Dataset excerpt
- - - - -

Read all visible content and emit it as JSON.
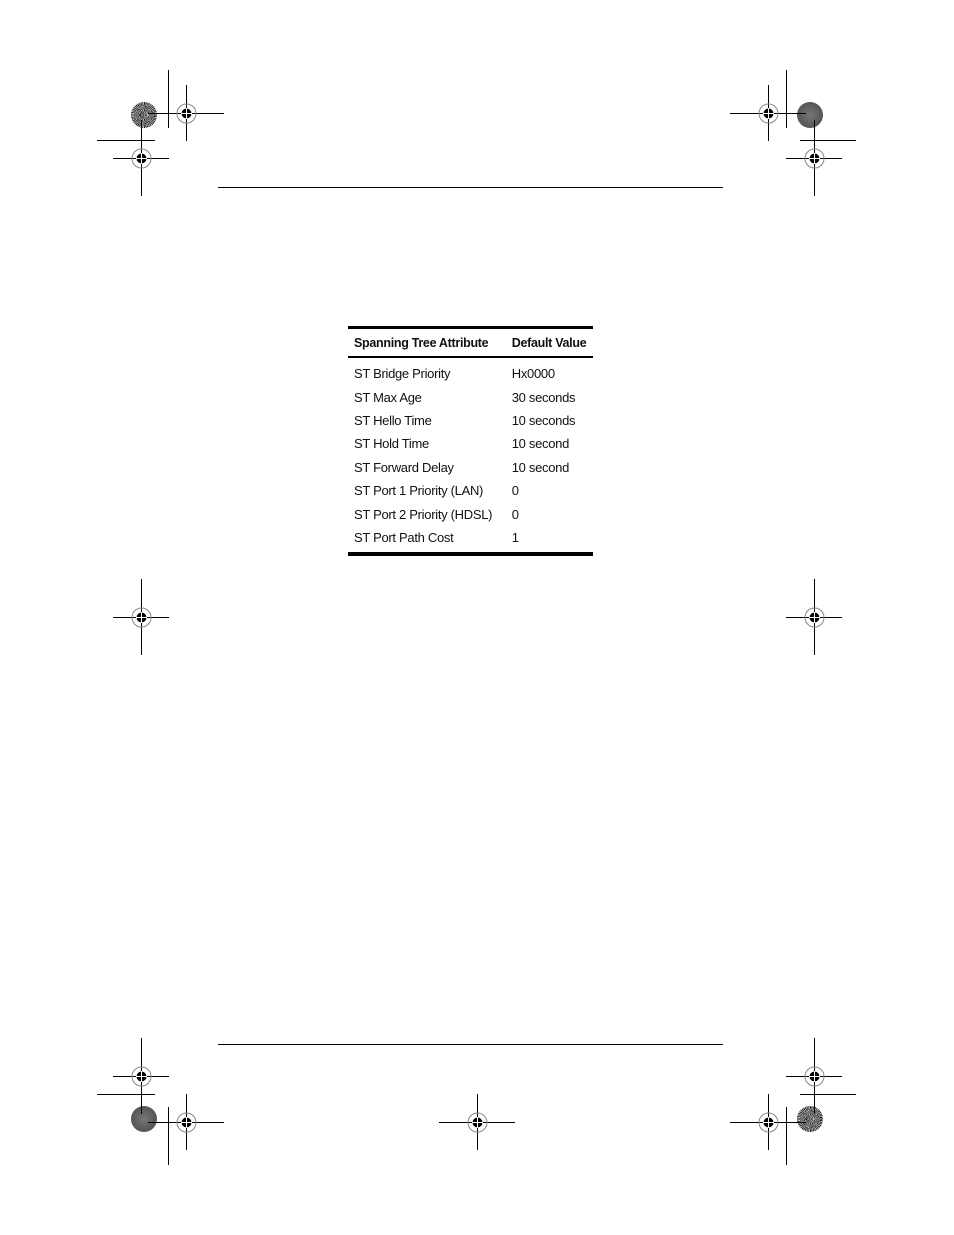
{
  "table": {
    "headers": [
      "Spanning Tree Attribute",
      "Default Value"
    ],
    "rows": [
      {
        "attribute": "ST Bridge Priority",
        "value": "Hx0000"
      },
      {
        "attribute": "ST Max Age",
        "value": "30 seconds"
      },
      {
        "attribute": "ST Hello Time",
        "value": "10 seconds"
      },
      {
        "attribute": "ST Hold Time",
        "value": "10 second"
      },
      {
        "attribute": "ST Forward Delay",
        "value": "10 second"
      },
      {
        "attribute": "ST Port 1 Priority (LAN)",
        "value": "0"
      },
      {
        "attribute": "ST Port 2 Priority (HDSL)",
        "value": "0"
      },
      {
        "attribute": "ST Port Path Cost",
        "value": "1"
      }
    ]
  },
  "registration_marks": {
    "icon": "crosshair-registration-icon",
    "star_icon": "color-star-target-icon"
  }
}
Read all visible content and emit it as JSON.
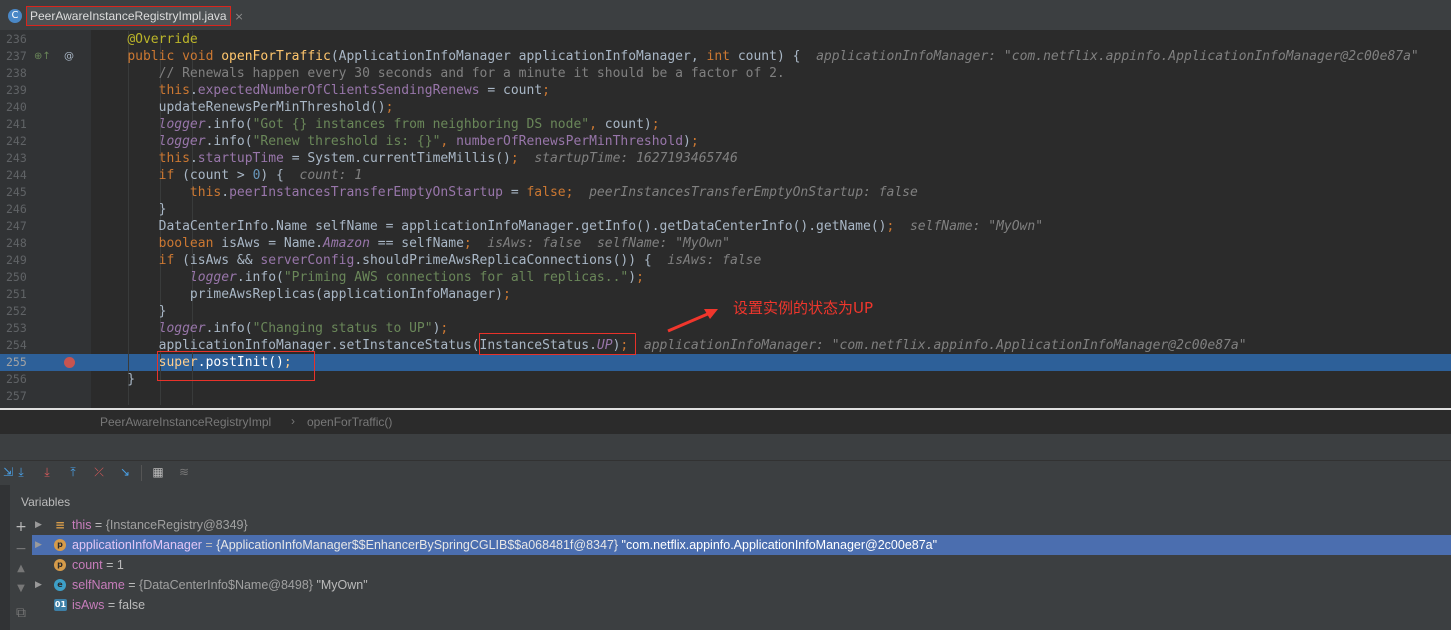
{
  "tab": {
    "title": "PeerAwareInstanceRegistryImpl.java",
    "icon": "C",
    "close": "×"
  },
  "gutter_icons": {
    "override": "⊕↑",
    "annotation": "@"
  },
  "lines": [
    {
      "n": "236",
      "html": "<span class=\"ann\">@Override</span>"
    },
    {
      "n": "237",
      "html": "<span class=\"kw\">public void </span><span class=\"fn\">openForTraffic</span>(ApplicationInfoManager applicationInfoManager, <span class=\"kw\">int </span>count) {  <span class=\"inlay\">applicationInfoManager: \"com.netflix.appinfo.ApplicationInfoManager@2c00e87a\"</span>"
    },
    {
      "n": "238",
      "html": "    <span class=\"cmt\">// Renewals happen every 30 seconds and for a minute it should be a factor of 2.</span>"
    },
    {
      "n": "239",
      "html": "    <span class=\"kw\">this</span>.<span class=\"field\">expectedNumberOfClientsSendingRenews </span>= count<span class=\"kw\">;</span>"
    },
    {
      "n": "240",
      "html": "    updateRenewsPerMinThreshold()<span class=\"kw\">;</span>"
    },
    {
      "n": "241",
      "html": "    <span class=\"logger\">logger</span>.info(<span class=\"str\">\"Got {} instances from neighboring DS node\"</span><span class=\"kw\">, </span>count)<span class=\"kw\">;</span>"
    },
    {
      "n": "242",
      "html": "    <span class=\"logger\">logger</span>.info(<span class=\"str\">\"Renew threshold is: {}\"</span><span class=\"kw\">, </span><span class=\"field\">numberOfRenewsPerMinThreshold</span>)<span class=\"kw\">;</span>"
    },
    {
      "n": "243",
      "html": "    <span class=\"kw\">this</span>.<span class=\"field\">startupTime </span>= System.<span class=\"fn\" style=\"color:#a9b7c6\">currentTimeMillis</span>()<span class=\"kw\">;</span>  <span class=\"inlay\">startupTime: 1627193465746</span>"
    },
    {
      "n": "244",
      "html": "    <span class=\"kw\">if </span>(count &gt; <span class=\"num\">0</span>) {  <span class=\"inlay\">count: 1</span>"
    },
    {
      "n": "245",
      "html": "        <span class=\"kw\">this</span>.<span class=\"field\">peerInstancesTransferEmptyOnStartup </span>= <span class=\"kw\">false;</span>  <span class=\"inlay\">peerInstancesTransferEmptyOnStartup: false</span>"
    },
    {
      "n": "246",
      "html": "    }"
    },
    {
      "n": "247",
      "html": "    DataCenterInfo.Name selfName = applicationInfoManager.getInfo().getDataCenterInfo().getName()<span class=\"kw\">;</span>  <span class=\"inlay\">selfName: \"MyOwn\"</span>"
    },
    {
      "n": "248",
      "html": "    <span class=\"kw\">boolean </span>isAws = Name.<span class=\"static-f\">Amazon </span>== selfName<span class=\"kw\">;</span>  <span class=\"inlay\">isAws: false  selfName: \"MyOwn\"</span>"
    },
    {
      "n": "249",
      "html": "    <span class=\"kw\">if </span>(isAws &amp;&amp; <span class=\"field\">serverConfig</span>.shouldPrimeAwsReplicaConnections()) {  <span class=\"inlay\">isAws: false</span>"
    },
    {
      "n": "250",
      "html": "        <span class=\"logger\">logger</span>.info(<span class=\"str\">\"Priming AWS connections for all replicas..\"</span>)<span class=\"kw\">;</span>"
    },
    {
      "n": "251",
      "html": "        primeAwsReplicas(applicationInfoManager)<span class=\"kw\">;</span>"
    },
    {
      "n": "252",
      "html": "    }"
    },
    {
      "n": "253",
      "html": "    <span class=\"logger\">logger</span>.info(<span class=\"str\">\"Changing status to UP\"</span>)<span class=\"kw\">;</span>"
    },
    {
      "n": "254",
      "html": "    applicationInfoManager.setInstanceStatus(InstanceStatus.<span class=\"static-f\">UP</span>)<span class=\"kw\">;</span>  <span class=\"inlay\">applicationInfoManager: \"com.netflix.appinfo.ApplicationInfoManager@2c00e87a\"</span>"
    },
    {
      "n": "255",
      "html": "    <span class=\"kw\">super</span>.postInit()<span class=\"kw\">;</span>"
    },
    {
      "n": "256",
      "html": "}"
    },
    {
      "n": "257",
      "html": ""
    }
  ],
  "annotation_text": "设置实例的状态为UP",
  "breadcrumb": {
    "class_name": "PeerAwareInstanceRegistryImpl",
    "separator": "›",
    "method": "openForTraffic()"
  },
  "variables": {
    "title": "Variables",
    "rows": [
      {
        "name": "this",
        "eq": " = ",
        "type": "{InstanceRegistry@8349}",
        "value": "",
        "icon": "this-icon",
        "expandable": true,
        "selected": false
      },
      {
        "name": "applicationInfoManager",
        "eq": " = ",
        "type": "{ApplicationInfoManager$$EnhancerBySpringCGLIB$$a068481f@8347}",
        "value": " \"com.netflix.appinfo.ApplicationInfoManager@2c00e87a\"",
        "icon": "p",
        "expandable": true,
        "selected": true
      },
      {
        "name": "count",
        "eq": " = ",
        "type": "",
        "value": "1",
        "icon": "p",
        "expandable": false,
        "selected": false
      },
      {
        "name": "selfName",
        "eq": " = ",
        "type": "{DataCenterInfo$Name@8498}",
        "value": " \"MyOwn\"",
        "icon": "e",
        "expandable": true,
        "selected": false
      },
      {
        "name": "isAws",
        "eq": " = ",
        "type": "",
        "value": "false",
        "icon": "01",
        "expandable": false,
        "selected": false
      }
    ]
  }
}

- - - - -

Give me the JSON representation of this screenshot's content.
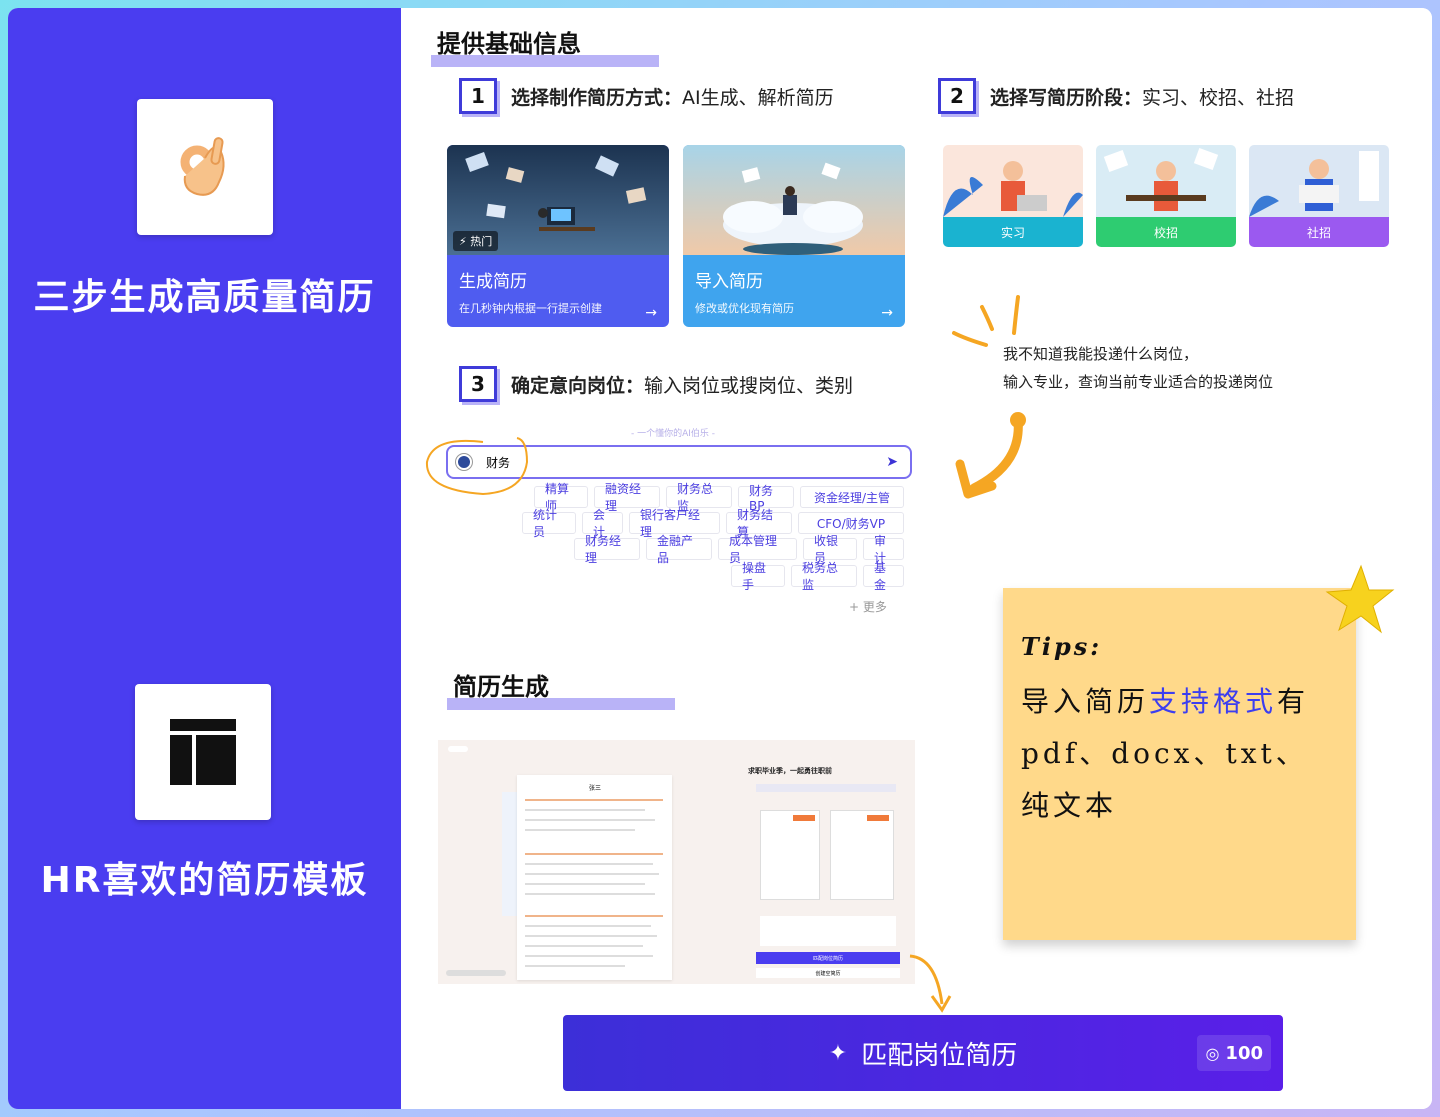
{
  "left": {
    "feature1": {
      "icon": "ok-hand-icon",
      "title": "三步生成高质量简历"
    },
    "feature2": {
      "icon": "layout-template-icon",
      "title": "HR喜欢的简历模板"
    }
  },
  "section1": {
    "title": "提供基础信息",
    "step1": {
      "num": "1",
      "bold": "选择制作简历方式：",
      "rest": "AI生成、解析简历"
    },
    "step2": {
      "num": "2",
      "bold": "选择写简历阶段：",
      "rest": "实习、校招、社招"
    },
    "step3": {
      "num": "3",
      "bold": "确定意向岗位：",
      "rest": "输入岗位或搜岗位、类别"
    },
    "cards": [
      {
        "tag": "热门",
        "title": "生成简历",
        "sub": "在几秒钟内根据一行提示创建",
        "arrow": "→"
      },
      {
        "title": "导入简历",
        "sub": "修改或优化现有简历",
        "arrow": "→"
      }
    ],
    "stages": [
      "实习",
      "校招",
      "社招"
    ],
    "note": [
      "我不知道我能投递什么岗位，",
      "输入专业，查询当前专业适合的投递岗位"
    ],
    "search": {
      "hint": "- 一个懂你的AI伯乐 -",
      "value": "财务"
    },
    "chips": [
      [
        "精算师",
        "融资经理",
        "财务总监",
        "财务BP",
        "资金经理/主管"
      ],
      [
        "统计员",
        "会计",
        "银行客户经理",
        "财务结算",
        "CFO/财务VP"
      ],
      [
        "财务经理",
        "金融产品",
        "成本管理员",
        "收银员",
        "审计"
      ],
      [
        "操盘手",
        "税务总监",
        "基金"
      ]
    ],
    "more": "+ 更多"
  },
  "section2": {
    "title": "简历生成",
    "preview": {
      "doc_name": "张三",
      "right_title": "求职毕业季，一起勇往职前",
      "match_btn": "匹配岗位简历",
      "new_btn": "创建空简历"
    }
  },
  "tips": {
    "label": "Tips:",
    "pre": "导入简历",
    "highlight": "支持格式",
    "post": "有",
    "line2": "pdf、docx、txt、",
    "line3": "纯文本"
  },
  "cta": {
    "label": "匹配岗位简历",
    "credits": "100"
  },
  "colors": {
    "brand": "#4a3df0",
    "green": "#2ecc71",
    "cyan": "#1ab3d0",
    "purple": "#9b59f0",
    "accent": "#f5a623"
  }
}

- - - - -

WHAT THE TASK ASKS: List all lines in the material containing the string "static".

ANSWER IN FULL:
      "html": "    <span class=\"kw\">boolean </span>isAws = Name.<span class=\"static-f\">Amazon </span>== selfName<span class=\"kw\">;</span>  <span class=\"inlay\">isAws: false  selfName: \"MyOwn\"</span>"
      "html": "    applicationInfoManager.setInstanceStatus(InstanceStatus.<span class=\"static-f\">UP</span>)<span class=\"kw\">;</span>  <span class=\"inlay\">applicationInfoManager: \"com.netflix.appinfo.ApplicationInfoManager@2c00e87a\"</span>"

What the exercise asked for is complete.